The man had been prowling for some time. Swinging a length of lead piping in his left hand and straining against the weight of a hessian sack with his right, his eyes peered up from his down-turned head, casting glances through the metallic evening light at every flat surface he saw. Finally, his gaze settled on a sturdy disused market stall in a darkened corner, where he unloaded six coconuts, and started smashing them to pieces.
Immediately, all eyes rose from the rummy tables and swung in my direction. Before my heart had the time to hit my throat, I felt a hand on my shoulder. The man next to me had levered himself from his stool, with a muted chuckle, and slowly walked to the pipe-wielding man; catching his arm mid-arch. Seconds later, the coconut massacre had ended and the clack of dominoes continued.
The peace-keeper was Lloyd. A towering man at over 6’5”, with shoulders as wide as a broomstick is long, and a cavernous, rumbling voice. He had welcomed me when I had skulked into the small courtyard of wooden shacks, sat me on a wobbling stool, poured me a glass of rum and dealt me into a game of poker. Lloyd ran the place; whether people liked it or not, he was in charge.
Right in the heart of St Vincent’s capital, Kingstown, this cluster of huts is known as China Town. By day it’s a prosperous market, but once vendors have loaded their carts and cleared their stalls it transforms into a makeshift casino. Now, under the glow of fluorescent bulbs, gamblers tossed cards into the centre of the plywood tables and reluctantly threw dollars to the grinning croupiers. Hatches dropped down and bars opened for the night, drawing in punters with booming reggae and an endless supply of cheap rum and local Hairoun beer, piled among ice in grubby polystyrene boxes.

==============================

Short exercise 1 –
Output the part of the Kingstown gambling passage starting with "The peace-keeper was" and going on through "was in charge.", copied word for word.
Short exercise 2 –
Return the rows verbatim, starting with the first row and going on through the row with "pie-card-1: 1 „Ich", including both of them and nothing else.

==============================

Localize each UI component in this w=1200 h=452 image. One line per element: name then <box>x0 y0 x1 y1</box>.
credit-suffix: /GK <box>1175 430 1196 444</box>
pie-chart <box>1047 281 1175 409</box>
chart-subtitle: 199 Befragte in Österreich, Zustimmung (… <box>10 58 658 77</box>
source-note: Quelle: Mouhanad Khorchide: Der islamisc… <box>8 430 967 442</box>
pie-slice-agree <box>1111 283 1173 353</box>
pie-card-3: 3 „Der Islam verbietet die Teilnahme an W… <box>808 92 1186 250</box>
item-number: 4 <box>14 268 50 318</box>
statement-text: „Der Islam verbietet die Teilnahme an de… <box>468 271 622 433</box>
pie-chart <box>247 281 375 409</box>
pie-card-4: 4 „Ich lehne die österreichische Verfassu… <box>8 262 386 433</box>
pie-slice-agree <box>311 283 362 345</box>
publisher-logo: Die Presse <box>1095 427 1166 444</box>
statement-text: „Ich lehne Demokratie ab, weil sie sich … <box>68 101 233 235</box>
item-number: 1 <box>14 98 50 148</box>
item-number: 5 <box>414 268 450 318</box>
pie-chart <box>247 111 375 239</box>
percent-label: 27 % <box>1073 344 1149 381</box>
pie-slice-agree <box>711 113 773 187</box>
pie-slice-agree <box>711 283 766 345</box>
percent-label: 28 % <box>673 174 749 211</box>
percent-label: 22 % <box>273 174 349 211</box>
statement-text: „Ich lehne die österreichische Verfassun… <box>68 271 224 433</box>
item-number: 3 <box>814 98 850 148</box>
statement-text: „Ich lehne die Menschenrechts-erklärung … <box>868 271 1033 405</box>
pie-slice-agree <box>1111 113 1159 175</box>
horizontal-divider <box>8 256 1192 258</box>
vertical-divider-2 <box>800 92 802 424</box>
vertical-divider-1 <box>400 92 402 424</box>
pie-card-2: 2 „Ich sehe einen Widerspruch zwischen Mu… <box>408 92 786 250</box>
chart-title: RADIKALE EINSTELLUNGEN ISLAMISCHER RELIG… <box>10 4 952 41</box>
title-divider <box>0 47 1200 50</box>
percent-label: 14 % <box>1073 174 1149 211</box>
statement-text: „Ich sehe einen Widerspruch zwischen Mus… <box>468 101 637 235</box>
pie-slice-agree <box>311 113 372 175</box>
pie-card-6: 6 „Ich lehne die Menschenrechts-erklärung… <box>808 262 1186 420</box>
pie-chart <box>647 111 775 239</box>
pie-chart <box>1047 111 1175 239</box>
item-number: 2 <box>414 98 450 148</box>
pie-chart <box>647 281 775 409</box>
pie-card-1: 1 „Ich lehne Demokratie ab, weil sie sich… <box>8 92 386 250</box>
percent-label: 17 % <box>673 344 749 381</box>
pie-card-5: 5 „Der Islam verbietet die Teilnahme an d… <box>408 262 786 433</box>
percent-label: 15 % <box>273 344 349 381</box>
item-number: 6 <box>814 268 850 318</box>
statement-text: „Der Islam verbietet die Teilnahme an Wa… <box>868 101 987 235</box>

==============================

Task response 1 –
The peace-keeper was Lloyd. A towering man at over 6’5”, with shoulders as wide as a broomstick is long, and a cavernous, rumbling voice. He had welcomed me when I had skulked into the small courtyard of wooden shacks, sat me on a wobbling stool, poured me a glass of rum and dealt me into a game of poker. Lloyd ran the place; whether people liked it or not, he was in charge.

Task response 2 –
Localize each UI component in this w=1200 h=452 image. One line per element: name then <box>x0 y0 x1 y1</box>.
credit-suffix: /GK <box>1175 430 1196 444</box>
pie-chart <box>1047 281 1175 409</box>
chart-subtitle: 199 Befragte in Österreich, Zustimmung (… <box>10 58 658 77</box>
source-note: Quelle: Mouhanad Khorchide: Der islamisc… <box>8 430 967 442</box>
pie-slice-agree <box>1111 283 1173 353</box>
pie-card-3: 3 „Der Islam verbietet die Teilnahme an W… <box>808 92 1186 250</box>
item-number: 4 <box>14 268 50 318</box>
statement-text: „Der Islam verbietet die Teilnahme an de… <box>468 271 622 433</box>
pie-chart <box>247 281 375 409</box>
pie-card-4: 4 „Ich lehne die österreichische Verfassu… <box>8 262 386 433</box>
pie-slice-agree <box>311 283 362 345</box>
publisher-logo: Die Presse <box>1095 427 1166 444</box>
statement-text: „Ich lehne Demokratie ab, weil sie sich … <box>68 101 233 235</box>
item-number: 1 <box>14 98 50 148</box>
item-number: 5 <box>414 268 450 318</box>
pie-chart <box>247 111 375 239</box>
percent-label: 27 % <box>1073 344 1149 381</box>
pie-slice-agree <box>711 113 773 187</box>
pie-slice-agree <box>711 283 766 345</box>
percent-label: 28 % <box>673 174 749 211</box>
percent-label: 22 % <box>273 174 349 211</box>
statement-text: „Ich lehne die österreichische Verfassun… <box>68 271 224 433</box>
item-number: 3 <box>814 98 850 148</box>
statement-text: „Ich lehne die Menschenrechts-erklärung … <box>868 271 1033 405</box>
pie-slice-agree <box>1111 113 1159 175</box>
horizontal-divider <box>8 256 1192 258</box>
vertical-divider-2 <box>800 92 802 424</box>
vertical-divider-1 <box>400 92 402 424</box>
pie-card-2: 2 „Ich sehe einen Widerspruch zwischen Mu… <box>408 92 786 250</box>
chart-title: RADIKALE EINSTELLUNGEN ISLAMISCHER RELIG… <box>10 4 952 41</box>
title-divider <box>0 47 1200 50</box>
percent-label: 14 % <box>1073 174 1149 211</box>
statement-text: „Ich sehe einen Widerspruch zwischen Mus… <box>468 101 637 235</box>
pie-slice-agree <box>311 113 372 175</box>
pie-card-6: 6 „Ich lehne die Menschenrechts-erklärung… <box>808 262 1186 420</box>
pie-chart <box>647 111 775 239</box>
pie-chart <box>1047 111 1175 239</box>
item-number: 2 <box>414 98 450 148</box>
pie-chart <box>647 281 775 409</box>
pie-card-1: 1 „Ich lehne Demokratie ab, weil sie sich… <box>8 92 386 250</box>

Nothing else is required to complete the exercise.